• Data shown:
** Start **

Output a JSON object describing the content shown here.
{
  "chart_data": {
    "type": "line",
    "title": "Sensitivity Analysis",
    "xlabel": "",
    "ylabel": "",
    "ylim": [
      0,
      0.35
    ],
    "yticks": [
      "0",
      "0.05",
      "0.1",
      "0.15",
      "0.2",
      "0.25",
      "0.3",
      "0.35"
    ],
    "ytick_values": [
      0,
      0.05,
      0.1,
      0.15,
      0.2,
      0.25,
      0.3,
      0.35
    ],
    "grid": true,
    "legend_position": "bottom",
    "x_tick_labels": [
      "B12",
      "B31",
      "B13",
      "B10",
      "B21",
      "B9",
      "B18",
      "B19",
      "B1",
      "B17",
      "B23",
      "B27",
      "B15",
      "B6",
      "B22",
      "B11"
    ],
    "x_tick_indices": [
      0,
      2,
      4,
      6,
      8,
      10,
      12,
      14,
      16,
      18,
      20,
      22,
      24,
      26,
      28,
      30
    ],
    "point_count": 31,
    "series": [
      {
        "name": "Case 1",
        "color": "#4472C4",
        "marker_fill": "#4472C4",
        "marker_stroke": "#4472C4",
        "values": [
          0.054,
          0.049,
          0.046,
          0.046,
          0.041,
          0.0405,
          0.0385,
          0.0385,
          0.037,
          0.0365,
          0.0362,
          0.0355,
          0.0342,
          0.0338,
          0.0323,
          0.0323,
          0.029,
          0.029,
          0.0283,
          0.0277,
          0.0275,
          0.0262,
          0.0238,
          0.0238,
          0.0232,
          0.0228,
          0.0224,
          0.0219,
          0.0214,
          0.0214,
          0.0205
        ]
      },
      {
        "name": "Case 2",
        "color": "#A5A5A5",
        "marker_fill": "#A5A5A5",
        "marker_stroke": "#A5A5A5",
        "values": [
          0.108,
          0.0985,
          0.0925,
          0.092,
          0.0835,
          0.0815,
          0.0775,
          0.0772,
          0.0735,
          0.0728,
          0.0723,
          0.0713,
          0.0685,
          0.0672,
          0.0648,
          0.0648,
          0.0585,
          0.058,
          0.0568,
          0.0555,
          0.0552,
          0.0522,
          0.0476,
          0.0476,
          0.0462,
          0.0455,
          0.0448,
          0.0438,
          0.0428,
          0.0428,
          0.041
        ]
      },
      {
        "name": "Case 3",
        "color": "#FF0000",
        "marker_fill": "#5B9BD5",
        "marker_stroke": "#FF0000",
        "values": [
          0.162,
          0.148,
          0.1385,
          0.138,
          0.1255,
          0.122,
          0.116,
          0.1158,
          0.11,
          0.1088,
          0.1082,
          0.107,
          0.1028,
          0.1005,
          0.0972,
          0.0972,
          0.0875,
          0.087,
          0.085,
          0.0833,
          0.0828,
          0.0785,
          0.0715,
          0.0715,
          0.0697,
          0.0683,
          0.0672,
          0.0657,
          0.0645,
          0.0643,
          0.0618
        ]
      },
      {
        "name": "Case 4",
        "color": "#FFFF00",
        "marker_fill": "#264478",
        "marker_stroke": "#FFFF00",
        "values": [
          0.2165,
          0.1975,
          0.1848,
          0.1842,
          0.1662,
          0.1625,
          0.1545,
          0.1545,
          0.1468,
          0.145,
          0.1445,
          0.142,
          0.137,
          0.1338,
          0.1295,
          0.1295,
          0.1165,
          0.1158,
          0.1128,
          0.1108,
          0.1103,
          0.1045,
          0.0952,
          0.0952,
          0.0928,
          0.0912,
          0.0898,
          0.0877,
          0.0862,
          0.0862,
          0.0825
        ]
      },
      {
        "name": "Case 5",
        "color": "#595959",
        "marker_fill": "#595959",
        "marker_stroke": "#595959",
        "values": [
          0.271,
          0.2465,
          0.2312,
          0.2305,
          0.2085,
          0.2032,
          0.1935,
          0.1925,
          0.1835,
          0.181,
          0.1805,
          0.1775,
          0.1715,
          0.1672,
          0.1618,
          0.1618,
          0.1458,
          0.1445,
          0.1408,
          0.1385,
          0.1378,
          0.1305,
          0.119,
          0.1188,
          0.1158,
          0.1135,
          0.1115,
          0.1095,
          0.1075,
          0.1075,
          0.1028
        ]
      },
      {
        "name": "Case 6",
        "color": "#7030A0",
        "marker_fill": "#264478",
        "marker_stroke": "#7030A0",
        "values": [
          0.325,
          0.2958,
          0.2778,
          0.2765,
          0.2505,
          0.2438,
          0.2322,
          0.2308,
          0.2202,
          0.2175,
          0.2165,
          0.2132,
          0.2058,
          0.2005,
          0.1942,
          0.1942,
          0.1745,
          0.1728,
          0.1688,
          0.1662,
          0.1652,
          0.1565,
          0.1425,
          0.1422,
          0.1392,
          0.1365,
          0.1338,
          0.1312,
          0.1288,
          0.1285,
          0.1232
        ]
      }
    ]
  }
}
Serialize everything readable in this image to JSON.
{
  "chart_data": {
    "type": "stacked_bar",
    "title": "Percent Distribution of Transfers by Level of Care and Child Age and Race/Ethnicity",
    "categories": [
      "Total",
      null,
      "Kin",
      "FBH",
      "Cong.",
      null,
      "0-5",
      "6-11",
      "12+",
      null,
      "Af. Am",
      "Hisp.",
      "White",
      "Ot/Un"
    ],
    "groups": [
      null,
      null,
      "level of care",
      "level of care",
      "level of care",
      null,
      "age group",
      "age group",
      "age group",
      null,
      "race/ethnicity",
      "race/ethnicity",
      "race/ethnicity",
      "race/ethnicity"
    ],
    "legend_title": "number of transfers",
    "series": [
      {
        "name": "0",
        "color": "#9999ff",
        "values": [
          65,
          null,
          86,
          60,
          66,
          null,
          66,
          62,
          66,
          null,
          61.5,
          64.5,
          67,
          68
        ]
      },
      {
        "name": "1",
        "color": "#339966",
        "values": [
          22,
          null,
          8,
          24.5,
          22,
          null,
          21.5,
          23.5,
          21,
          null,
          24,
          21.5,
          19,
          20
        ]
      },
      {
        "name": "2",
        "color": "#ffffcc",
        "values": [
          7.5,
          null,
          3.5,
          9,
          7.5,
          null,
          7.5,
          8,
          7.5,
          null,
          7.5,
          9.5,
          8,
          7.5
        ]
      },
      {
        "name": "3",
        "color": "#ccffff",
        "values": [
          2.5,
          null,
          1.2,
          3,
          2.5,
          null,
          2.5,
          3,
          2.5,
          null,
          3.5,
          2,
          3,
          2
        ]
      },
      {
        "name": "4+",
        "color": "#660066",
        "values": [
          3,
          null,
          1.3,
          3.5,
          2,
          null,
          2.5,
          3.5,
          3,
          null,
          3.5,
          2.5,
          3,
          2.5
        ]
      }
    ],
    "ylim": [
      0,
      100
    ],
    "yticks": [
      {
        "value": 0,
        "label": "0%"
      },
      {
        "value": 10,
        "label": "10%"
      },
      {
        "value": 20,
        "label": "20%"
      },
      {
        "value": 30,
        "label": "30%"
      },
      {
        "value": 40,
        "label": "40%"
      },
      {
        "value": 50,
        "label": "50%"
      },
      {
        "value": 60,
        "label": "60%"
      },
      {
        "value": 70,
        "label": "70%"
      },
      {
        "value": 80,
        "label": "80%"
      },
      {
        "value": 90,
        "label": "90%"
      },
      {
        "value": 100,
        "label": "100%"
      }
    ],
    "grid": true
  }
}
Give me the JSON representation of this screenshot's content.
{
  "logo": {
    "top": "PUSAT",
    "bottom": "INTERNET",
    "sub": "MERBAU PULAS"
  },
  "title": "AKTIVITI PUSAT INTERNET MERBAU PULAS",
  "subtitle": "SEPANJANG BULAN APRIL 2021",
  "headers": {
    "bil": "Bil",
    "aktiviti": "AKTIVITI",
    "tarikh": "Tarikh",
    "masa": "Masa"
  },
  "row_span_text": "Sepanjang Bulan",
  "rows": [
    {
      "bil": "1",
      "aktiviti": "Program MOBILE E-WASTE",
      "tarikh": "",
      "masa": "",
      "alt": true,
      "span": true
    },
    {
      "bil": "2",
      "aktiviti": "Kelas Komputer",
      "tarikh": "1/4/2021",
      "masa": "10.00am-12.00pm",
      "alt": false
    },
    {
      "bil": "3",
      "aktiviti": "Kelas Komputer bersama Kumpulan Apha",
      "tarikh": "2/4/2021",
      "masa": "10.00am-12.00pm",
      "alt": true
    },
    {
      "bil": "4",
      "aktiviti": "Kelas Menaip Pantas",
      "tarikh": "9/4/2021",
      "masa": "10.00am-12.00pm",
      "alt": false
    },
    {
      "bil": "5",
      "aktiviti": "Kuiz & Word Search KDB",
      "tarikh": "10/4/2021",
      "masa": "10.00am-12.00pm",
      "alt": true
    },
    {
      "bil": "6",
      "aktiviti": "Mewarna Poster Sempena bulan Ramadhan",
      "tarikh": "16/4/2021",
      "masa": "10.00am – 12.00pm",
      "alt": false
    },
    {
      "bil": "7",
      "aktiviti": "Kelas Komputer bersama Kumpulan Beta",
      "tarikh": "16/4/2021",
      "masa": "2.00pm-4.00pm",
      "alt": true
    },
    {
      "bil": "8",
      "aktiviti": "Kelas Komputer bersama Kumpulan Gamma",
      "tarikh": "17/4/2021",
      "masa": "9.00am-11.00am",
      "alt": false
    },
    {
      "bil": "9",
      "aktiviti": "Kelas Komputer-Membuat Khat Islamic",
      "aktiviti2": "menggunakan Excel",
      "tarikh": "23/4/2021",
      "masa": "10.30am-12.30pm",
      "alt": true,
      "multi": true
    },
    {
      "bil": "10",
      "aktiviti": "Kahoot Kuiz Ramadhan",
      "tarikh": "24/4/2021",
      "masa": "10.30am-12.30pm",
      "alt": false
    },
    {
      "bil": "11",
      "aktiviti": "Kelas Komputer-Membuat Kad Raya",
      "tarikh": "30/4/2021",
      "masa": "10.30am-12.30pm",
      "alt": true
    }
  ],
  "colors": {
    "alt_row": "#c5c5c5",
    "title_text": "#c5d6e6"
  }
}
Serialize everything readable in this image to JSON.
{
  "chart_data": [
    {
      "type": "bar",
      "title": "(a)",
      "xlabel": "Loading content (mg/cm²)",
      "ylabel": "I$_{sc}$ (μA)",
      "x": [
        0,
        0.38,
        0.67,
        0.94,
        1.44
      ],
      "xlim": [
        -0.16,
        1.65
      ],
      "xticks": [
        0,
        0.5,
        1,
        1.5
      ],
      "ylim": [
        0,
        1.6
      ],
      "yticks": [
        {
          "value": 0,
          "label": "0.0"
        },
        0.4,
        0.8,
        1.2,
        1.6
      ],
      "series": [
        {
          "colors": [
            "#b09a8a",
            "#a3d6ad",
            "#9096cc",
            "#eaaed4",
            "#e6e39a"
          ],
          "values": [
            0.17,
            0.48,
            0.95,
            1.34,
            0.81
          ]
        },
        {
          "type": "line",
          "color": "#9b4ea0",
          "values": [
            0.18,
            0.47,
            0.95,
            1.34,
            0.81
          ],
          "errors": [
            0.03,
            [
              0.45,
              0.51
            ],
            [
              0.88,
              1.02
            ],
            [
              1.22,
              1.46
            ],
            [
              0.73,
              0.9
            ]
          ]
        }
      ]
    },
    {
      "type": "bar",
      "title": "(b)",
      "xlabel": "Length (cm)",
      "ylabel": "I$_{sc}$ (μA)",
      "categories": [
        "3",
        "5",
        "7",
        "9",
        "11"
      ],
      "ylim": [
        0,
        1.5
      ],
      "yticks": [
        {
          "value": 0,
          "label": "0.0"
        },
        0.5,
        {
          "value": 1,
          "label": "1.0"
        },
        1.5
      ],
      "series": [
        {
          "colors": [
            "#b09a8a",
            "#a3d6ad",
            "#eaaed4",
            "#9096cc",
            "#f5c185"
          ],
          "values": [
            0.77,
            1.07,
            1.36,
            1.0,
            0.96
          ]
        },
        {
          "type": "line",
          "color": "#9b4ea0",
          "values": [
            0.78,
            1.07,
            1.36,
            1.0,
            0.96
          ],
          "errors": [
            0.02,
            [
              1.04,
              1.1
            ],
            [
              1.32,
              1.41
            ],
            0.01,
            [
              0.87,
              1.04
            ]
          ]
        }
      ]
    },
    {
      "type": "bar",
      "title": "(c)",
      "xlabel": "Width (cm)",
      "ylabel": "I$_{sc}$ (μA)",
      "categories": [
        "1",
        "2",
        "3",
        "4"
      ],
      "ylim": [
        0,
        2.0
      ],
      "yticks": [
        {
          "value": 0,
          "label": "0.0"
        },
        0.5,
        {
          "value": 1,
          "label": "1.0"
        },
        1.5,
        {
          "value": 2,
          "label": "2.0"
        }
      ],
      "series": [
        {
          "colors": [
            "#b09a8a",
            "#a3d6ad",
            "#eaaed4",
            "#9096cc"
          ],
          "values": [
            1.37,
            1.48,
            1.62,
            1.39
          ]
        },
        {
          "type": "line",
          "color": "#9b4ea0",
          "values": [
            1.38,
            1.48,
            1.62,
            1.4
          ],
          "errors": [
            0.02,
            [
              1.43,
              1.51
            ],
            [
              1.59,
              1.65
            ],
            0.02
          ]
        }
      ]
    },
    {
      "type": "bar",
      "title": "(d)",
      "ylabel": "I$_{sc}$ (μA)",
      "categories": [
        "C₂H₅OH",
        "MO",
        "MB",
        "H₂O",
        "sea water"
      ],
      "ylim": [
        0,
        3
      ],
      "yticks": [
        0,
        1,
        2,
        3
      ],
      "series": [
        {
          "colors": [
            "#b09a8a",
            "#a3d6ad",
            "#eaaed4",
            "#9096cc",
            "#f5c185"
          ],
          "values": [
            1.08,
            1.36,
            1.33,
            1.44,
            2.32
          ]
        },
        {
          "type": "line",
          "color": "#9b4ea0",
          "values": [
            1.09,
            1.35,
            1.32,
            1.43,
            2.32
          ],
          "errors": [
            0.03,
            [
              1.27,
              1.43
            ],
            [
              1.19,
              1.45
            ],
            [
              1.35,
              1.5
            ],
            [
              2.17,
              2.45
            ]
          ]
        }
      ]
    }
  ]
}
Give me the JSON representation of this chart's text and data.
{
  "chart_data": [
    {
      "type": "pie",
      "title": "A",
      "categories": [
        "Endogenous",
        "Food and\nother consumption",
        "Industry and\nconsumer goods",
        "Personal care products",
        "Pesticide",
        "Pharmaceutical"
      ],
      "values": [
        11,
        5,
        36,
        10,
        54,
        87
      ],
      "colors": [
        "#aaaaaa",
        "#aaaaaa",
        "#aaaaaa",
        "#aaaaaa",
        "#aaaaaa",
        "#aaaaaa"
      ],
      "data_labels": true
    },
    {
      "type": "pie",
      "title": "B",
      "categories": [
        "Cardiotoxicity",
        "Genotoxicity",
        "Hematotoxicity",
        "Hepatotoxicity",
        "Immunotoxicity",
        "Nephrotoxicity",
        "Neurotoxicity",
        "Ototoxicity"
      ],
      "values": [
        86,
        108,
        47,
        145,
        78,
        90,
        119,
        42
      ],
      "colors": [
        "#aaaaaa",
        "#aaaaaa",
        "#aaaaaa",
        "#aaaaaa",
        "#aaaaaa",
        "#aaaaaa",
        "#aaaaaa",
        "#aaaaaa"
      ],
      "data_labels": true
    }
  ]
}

** End **

• Objective: Extract every line from the one containing "Give me the JSON representation of this chart's" to the end of the entries, including both of those lines, exactly as given and with nothing added.

• Output for this task:
Give me the JSON representation of this chart's text and data.
{
  "chart_data": [
    {
      "type": "pie",
      "title": "A",
      "categories": [
        "Endogenous",
        "Food and\nother consumption",
        "Industry and\nconsumer goods",
        "Personal care products",
        "Pesticide",
        "Pharmaceutical"
      ],
      "values": [
        11,
        5,
        36,
        10,
        54,
        87
      ],
      "colors": [
        "#aaaaaa",
        "#aaaaaa",
        "#aaaaaa",
        "#aaaaaa",
        "#aaaaaa",
        "#aaaaaa"
      ],
      "data_labels": true
    },
    {
      "type": "pie",
      "title": "B",
      "categories": [
        "Cardiotoxicity",
        "Genotoxicity",
        "Hematotoxicity",
        "Hepatotoxicity",
        "Immunotoxicity",
        "Nephrotoxicity",
        "Neurotoxicity",
        "Ototoxicity"
      ],
      "values": [
        86,
        108,
        47,
        145,
        78,
        90,
        119,
        42
      ],
      "colors": [
        "#aaaaaa",
        "#aaaaaa",
        "#aaaaaa",
        "#aaaaaa",
        "#aaaaaa",
        "#aaaaaa",
        "#aaaaaa",
        "#aaaaaa"
      ],
      "data_labels": true
    }
  ]
}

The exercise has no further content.